** BEGIN **

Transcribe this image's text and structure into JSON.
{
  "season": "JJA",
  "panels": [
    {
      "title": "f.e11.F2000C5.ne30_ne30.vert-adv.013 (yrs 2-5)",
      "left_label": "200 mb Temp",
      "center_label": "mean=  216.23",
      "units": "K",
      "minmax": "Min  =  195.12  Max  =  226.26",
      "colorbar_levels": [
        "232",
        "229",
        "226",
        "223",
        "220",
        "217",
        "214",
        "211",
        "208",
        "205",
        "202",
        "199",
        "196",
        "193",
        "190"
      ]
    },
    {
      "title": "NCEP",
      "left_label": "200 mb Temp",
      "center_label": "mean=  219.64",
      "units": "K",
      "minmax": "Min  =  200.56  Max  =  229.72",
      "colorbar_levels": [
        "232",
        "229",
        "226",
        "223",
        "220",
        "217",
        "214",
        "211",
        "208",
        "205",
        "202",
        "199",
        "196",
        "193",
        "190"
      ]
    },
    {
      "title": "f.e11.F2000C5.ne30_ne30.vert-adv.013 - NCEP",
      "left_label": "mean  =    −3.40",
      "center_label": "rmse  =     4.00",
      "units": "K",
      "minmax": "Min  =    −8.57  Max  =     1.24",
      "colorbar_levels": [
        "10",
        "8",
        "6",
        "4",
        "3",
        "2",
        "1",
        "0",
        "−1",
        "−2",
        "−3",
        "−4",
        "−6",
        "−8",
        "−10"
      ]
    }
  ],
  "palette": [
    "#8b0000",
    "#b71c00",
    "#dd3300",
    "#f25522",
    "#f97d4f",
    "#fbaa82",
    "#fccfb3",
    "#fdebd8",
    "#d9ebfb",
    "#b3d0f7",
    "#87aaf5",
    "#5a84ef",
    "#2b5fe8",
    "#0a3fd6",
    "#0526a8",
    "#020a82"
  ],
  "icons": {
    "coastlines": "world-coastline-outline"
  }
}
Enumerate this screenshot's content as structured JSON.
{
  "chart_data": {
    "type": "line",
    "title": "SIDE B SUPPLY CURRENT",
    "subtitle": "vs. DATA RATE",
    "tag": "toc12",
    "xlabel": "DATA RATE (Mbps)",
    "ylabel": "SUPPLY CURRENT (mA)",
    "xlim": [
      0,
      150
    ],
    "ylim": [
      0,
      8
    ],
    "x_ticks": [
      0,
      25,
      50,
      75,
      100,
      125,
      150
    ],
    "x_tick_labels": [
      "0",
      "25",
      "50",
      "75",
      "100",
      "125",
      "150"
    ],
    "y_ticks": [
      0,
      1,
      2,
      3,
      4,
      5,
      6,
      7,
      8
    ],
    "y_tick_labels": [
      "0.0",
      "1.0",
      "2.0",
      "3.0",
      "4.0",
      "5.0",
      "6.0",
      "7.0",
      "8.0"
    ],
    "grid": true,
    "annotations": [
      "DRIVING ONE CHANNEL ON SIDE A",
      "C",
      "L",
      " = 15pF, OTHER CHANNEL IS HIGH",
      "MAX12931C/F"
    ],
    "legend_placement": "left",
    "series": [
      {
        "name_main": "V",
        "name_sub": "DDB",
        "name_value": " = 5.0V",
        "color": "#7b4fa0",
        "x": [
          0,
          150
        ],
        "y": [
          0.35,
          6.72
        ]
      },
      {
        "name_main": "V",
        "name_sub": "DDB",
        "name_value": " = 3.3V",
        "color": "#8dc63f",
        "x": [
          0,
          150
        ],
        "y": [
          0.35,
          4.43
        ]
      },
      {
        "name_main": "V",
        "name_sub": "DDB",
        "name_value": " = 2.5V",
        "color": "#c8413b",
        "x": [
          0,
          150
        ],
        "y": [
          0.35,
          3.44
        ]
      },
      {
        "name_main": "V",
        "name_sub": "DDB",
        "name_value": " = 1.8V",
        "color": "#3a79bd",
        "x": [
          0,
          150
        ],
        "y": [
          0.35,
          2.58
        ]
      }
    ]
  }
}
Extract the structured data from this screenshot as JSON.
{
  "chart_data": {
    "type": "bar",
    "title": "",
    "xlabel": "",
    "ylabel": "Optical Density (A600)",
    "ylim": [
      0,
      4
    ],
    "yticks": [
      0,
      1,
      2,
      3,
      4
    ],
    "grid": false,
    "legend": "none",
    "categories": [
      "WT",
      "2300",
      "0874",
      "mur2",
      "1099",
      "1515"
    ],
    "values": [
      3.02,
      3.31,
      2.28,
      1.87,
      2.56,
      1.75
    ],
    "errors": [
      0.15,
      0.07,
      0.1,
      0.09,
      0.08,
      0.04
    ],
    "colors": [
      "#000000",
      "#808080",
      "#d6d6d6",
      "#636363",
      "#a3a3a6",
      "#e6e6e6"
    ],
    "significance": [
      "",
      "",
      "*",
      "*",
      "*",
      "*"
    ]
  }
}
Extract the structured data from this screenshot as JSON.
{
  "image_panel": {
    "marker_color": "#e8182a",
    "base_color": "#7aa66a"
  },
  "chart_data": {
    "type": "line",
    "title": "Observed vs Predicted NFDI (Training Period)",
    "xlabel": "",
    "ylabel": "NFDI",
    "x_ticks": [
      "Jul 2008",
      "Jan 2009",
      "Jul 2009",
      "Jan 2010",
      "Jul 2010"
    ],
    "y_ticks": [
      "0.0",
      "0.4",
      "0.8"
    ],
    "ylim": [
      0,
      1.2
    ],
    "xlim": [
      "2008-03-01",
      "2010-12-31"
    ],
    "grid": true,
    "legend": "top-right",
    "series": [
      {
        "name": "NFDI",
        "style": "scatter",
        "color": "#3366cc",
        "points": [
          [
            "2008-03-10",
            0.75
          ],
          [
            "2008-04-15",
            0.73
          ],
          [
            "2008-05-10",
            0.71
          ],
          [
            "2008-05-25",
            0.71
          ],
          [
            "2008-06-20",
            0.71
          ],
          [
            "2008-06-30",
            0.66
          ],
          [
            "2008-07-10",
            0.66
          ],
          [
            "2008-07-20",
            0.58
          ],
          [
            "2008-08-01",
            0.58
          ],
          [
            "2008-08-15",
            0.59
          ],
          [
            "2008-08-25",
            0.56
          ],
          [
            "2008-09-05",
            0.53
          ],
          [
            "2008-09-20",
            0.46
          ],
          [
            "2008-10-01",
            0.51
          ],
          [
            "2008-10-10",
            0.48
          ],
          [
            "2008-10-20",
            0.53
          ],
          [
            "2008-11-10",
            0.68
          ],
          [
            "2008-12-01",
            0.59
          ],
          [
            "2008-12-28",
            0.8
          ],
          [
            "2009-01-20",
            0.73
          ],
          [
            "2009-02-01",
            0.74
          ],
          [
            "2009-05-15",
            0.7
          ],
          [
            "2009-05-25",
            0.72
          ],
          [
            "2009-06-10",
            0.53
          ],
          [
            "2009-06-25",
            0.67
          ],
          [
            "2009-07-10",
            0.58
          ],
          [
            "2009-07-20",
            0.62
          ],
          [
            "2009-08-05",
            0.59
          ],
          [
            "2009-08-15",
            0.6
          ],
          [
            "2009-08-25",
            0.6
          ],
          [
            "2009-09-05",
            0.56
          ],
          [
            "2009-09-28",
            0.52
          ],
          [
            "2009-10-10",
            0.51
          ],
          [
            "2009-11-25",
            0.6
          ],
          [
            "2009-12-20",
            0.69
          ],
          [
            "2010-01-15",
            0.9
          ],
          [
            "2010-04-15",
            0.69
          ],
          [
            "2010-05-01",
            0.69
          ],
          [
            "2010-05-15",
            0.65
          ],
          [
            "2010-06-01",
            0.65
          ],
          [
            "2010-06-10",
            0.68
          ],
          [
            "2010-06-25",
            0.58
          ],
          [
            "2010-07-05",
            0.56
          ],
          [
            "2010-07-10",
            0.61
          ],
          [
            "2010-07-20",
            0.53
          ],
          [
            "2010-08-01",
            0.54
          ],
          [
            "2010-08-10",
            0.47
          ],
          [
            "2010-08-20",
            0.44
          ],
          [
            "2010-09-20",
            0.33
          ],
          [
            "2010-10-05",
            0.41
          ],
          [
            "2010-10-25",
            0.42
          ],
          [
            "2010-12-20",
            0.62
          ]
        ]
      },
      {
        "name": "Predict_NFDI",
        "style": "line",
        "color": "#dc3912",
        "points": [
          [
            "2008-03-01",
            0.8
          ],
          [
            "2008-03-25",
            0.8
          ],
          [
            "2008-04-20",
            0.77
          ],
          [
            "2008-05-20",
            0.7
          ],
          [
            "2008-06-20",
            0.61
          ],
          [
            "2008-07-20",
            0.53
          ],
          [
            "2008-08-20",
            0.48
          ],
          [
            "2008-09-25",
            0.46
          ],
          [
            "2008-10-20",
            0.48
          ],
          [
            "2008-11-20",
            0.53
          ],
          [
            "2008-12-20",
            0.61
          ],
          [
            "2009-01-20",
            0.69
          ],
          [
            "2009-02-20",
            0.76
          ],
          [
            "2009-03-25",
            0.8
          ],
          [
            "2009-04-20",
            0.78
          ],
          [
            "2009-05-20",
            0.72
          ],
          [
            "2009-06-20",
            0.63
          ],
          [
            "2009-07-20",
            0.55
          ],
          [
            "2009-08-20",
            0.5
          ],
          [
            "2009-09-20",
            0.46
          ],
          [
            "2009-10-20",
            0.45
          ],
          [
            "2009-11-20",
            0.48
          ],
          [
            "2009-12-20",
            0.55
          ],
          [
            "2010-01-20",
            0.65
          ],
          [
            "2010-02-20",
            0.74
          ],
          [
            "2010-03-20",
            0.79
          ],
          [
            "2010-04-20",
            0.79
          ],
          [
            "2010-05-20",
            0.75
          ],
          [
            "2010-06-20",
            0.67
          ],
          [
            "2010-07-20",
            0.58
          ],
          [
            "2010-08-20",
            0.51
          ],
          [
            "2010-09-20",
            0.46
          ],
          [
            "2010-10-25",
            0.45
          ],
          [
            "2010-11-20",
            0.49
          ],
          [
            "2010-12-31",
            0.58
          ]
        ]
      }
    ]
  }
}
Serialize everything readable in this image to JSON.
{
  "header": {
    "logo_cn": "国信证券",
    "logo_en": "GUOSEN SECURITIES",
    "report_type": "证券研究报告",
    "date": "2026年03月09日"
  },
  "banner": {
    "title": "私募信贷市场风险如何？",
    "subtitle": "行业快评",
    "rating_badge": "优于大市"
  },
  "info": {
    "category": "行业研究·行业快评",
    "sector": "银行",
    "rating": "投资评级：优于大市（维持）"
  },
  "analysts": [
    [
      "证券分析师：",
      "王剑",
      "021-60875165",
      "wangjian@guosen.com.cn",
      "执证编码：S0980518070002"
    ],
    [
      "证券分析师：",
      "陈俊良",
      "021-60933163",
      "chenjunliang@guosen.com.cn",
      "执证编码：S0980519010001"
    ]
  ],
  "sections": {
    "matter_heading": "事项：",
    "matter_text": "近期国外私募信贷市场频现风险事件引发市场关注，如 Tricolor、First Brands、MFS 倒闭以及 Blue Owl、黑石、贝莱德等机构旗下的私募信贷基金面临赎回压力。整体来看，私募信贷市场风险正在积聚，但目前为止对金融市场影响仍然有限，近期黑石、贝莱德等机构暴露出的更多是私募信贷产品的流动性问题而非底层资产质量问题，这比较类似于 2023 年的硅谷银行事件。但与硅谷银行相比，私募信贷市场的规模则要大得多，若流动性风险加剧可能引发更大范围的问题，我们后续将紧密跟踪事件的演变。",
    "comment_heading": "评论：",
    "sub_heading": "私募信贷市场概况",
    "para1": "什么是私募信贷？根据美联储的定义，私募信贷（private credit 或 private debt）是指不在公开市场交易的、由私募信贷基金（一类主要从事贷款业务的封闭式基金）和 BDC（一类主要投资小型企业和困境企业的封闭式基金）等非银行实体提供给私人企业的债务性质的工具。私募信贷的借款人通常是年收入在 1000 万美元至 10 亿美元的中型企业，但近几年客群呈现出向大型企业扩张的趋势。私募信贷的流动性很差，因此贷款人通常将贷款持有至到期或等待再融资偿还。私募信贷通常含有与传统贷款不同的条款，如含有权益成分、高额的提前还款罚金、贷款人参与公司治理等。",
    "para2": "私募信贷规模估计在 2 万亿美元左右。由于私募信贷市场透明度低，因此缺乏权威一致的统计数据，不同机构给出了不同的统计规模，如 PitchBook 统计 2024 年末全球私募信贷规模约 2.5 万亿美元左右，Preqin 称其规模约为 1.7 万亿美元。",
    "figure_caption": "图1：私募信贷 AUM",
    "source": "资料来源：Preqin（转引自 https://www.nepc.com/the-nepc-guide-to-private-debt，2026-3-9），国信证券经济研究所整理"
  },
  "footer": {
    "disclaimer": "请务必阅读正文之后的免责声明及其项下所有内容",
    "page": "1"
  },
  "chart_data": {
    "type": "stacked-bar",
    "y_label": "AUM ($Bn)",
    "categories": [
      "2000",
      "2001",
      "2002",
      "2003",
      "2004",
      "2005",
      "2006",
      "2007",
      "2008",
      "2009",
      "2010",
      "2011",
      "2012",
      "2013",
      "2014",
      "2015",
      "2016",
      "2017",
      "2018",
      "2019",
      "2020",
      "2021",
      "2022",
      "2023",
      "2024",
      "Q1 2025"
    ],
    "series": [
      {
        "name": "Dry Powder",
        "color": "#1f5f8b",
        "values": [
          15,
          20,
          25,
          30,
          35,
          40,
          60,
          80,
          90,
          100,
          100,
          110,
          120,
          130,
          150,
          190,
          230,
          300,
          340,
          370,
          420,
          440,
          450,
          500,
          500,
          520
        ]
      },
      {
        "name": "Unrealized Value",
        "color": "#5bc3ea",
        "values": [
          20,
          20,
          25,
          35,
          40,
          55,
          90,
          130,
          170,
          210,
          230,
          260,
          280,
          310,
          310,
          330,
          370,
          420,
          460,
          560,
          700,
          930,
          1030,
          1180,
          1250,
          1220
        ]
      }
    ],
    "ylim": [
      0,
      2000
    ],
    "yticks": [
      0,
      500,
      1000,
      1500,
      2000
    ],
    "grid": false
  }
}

** END **

■ OBJECTIVE:
Answer with a single number: the count of lines holding the word "JSON".

■ EXERCISE RESPONSE:
5